Directions:
Locate each line containing the string "value" and copy it out.

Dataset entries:
• • • • •
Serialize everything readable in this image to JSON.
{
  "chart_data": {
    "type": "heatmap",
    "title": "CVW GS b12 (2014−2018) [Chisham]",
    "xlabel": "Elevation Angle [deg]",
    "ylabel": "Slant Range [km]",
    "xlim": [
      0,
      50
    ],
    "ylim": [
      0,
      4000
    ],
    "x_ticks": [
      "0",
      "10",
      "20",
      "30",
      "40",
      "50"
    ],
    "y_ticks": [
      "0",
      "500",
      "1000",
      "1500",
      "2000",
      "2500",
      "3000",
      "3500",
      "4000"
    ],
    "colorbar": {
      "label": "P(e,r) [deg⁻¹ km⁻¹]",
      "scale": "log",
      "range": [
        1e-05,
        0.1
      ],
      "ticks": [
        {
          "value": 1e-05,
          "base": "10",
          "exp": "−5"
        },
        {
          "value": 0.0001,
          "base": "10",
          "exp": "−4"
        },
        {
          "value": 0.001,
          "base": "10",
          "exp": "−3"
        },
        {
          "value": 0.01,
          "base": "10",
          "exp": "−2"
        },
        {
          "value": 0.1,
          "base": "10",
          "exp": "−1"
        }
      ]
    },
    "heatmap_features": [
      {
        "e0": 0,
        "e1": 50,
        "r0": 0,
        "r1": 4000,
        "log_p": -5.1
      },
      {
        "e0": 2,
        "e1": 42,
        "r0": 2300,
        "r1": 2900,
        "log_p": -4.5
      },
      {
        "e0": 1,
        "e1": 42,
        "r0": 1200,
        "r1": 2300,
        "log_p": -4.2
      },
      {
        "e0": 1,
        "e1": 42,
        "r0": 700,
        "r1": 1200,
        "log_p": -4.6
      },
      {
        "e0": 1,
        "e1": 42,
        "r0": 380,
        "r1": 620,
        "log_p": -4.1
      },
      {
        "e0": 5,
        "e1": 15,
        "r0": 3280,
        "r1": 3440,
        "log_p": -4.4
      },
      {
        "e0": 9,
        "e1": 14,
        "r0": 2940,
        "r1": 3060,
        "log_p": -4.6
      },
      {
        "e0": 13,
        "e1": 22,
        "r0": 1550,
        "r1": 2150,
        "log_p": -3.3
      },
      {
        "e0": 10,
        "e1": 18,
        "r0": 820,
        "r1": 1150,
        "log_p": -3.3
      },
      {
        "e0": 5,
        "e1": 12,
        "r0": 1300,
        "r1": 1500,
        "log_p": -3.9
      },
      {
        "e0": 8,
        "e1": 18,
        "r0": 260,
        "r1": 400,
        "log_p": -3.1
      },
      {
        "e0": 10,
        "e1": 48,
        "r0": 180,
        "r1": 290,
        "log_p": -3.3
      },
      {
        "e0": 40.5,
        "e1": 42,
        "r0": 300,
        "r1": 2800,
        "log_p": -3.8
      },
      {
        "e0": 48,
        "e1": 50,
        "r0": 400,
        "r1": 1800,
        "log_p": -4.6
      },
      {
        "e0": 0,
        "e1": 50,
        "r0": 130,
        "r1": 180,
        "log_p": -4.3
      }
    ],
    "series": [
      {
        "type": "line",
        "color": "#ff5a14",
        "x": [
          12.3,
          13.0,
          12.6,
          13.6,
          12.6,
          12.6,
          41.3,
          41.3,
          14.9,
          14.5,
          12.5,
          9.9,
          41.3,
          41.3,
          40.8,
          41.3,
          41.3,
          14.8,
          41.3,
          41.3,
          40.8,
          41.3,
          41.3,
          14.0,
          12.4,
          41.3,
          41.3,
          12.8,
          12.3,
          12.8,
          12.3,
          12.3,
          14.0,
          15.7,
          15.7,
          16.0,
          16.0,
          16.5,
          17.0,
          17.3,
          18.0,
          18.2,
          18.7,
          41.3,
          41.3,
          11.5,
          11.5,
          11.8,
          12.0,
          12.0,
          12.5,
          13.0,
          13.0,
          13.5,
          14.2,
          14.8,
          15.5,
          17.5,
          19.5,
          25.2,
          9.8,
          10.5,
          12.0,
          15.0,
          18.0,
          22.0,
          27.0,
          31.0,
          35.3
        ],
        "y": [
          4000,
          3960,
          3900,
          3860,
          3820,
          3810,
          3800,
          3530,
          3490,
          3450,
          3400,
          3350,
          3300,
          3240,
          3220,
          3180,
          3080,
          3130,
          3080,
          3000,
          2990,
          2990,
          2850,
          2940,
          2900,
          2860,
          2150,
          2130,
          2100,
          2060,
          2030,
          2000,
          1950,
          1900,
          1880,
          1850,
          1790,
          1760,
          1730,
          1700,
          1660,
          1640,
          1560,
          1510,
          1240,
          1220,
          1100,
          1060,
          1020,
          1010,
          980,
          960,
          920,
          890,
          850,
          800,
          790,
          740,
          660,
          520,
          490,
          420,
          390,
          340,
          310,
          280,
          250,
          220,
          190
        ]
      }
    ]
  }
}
• • • • •
Response:
          "value": 1e-05,
          "value": 0.0001,
          "value": 0.001,
          "value": 0.01,
          "value": 0.1,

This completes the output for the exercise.